##### DATA SHOWN

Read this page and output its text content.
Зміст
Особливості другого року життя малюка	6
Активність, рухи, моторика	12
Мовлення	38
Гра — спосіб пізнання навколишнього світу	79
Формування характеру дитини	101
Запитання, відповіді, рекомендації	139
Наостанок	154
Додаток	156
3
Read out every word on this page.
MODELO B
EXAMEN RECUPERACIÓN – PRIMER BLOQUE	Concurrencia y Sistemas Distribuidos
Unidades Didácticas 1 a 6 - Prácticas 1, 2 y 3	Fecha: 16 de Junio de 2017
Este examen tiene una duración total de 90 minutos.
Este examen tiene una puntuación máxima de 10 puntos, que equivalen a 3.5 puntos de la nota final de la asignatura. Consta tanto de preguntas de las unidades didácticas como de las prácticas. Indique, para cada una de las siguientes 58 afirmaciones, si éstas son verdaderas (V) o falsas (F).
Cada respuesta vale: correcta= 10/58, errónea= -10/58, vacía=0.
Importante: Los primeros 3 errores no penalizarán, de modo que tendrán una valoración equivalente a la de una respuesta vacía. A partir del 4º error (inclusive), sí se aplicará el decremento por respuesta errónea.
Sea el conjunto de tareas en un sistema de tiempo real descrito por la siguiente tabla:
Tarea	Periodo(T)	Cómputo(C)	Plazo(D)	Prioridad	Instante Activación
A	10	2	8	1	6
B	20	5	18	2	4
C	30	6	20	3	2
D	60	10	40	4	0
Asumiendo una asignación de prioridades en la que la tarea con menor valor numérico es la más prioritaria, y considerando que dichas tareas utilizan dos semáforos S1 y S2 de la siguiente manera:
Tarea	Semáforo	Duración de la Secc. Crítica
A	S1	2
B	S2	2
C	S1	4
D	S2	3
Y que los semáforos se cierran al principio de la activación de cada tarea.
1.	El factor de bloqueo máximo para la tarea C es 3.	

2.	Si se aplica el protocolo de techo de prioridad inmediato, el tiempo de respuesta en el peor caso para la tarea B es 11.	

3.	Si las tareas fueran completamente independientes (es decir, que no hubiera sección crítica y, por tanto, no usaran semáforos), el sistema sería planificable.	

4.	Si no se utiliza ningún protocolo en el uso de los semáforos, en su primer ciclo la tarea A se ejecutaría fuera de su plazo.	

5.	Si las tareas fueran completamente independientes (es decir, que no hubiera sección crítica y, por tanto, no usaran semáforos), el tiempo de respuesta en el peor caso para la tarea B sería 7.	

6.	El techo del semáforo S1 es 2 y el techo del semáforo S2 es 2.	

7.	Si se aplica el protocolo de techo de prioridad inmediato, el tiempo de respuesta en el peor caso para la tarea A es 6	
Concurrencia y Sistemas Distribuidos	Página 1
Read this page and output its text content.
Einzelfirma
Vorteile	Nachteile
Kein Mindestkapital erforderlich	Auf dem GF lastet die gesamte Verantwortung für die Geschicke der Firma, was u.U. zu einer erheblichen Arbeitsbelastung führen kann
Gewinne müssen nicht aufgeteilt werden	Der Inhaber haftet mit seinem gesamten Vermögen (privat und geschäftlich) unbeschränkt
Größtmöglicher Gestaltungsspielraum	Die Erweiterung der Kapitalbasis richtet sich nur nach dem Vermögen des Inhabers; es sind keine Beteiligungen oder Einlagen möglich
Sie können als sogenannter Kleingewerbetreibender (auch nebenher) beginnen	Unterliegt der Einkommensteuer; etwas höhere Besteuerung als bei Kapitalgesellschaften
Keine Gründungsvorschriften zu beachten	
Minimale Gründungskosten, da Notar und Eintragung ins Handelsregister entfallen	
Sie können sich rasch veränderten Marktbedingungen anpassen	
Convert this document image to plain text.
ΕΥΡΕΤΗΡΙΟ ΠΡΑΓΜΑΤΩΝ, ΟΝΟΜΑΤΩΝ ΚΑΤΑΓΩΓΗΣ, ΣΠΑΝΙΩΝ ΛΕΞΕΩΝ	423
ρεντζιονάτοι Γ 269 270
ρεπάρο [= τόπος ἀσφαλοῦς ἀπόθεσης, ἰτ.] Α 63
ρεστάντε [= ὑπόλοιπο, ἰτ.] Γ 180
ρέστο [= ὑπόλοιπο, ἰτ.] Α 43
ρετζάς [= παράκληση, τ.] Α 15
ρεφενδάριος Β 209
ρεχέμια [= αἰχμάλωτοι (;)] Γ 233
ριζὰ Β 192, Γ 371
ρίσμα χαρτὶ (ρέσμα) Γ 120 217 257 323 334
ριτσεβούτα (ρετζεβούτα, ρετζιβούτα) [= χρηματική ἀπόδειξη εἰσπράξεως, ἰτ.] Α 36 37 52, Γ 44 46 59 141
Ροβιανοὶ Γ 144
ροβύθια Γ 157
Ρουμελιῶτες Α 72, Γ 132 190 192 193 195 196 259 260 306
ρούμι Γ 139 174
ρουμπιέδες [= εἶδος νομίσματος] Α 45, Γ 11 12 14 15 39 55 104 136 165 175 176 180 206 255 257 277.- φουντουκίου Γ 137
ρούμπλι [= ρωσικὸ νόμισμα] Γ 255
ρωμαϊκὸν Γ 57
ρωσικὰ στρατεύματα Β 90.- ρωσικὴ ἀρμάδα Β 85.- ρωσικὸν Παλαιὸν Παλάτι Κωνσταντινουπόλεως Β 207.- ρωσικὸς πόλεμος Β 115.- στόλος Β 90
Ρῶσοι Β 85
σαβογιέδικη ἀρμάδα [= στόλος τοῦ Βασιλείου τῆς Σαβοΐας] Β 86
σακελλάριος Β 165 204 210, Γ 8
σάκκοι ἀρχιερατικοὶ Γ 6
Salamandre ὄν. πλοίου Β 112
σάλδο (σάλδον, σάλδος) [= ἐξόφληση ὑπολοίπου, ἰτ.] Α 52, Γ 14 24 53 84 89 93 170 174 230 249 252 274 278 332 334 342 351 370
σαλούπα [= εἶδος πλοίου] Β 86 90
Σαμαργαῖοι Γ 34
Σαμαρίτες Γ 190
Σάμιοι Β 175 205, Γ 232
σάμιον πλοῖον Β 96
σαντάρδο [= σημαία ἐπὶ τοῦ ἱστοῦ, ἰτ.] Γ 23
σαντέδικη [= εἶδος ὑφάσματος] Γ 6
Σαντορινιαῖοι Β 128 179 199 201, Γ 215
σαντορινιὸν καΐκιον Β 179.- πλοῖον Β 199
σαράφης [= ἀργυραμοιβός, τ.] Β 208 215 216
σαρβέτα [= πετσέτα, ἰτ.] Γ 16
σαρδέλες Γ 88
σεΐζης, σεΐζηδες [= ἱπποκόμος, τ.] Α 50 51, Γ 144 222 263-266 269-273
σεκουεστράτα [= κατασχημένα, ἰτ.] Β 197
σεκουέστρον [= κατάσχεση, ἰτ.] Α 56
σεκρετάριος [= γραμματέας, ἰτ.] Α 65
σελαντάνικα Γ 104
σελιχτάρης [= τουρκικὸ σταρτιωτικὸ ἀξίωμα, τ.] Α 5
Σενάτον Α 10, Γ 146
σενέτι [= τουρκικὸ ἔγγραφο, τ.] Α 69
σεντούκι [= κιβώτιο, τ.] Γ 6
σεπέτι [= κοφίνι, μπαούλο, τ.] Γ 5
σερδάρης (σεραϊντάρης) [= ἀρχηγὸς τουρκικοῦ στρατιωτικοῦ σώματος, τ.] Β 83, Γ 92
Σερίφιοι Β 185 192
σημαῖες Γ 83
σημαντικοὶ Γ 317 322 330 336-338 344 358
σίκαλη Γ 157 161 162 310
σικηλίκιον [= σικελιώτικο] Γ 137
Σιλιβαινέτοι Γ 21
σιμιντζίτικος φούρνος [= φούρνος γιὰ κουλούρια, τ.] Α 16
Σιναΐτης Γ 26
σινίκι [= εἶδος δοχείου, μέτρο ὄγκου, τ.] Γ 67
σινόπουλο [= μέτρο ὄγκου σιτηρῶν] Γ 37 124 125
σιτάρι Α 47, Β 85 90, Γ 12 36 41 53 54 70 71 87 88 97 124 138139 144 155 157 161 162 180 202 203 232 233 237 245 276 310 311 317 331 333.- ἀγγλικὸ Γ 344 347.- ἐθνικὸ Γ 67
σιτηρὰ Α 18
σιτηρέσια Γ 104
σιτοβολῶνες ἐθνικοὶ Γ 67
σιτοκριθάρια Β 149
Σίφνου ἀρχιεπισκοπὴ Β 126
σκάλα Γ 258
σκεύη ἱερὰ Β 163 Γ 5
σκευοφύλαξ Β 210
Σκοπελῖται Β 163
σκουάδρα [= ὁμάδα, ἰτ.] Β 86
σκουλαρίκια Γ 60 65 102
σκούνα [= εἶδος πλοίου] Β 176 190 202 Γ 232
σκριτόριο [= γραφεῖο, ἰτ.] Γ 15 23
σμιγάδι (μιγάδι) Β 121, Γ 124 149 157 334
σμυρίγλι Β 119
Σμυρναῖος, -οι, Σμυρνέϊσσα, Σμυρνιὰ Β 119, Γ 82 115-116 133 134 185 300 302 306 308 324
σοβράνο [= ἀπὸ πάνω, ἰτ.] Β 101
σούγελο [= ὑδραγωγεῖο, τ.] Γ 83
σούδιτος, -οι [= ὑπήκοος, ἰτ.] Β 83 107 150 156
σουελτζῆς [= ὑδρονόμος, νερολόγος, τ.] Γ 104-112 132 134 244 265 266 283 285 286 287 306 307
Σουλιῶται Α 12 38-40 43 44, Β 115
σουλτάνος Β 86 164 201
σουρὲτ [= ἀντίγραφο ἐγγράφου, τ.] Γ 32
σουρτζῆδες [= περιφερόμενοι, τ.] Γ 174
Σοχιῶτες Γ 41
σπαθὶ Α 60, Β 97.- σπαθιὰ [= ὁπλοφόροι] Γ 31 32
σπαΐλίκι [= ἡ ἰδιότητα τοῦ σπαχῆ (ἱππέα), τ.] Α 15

##########

PROBLEM REQUIREMENTS >> Review the material and copy each line in which the word "Vermögen" appears.

ANSWER FOR THE TASK >>
Gewinne müssen nicht aufgeteilt werden	Der Inhaber haftet mit seinem gesamten Vermögen (privat und geschäftlich) unbeschränkt
Größtmöglicher Gestaltungsspielraum	Die Erweiterung der Kapitalbasis richtet sich nur nach dem Vermögen des Inhabers; es sind keine Beteiligungen oder Einlagen möglich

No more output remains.